The hard right Christian exceptionalists at the Alliance Defense Fund are on one of their favorite crusades again -- challenging restrictions on political activity by churches. This time they are advising pastors to defy the restriction and preach political endorsements from the pulpit on September 28, and offering to defend anyone brought up on violation of IRS violations.
Not to be outdone in the Dubious Tactics category, an Ohio UCC minister has filed a complaint against the effort alleging that . . . um, they are trying get complaints filed against them. According to a WKSU story (which hopefully will be posted sometime) they are also planning a Sunday of celebrating separation of church and state.
I'm big on church/state separation, but that's not what this is about. Separating church isn't the same as separating religion and politics, which is probaly impossible. The IRS regulations are about separating partisan politics and charity. All nonprofit organizations -- not just churches -- are prohibited from engaging in electoral politics. In other words, the taxpayers don't underwrite political campaigning. What the Alliance wants is an exception for churches and churches only.

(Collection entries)
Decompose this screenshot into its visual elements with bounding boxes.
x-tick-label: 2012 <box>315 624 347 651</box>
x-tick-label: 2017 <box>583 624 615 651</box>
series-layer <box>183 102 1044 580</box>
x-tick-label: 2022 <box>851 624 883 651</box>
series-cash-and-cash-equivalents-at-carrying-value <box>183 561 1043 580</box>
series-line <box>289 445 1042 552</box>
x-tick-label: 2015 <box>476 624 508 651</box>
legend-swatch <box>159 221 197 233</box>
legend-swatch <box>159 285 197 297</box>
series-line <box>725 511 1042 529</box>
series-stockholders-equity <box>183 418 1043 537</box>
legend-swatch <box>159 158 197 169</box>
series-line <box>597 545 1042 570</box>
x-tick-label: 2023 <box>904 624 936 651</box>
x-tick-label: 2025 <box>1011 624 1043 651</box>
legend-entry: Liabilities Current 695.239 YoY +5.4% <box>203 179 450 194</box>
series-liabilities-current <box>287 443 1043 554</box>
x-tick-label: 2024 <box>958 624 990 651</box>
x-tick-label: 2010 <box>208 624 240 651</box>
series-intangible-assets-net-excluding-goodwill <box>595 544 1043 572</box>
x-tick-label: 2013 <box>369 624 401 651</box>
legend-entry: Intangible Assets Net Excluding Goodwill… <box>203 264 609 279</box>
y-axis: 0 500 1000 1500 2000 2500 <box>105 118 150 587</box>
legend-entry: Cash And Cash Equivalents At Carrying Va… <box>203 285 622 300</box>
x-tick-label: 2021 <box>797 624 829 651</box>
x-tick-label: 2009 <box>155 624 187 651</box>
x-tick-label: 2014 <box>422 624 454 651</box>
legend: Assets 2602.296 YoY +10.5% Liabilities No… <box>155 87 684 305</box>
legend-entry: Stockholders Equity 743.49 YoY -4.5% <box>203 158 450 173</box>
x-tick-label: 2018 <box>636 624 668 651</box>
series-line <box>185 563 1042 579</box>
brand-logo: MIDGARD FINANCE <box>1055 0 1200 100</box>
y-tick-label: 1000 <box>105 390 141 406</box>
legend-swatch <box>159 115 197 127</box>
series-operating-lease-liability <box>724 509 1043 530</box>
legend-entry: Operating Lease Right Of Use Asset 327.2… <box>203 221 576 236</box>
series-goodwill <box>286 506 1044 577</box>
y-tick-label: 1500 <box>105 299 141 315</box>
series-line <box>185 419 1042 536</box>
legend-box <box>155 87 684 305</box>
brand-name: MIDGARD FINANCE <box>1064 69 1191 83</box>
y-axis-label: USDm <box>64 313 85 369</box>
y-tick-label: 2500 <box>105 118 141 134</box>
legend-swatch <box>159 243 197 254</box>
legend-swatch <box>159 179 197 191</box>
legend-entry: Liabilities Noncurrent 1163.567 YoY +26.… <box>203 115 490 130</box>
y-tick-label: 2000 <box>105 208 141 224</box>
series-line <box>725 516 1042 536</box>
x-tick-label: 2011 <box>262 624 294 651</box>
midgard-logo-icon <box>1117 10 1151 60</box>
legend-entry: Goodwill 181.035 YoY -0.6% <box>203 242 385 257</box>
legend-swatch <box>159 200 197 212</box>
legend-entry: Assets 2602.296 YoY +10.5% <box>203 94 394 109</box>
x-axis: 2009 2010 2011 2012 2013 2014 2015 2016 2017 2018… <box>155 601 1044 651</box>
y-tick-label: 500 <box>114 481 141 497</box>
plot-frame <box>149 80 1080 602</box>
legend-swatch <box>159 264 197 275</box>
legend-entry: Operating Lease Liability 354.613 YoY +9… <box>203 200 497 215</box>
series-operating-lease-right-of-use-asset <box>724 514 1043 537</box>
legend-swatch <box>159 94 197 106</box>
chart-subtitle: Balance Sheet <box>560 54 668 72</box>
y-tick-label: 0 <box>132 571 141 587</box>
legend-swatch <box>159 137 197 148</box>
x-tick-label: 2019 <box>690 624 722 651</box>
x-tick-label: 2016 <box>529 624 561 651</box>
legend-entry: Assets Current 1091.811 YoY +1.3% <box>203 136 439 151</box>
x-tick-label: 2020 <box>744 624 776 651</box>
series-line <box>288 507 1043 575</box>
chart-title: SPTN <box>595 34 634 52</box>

EXERCISE GOAL: Set down, word for word, everything in the post about churches and political activity from "I'm big on church/state" down to "and churches only.". Rely solely on the post about churches and political activity.

TASK ANSWER:
I'm big on church/state separation, but that's not what this is about. Separating church isn't the same as separating religion and politics, which is probaly impossible. The IRS regulations are about separating partisan politics and charity. All nonprofit organizations -- not just churches -- are prohibited from engaging in electoral politics. In other words, the taxpayers don't underwrite political campaigning. What the Alliance wants is an exception for churches and churches only.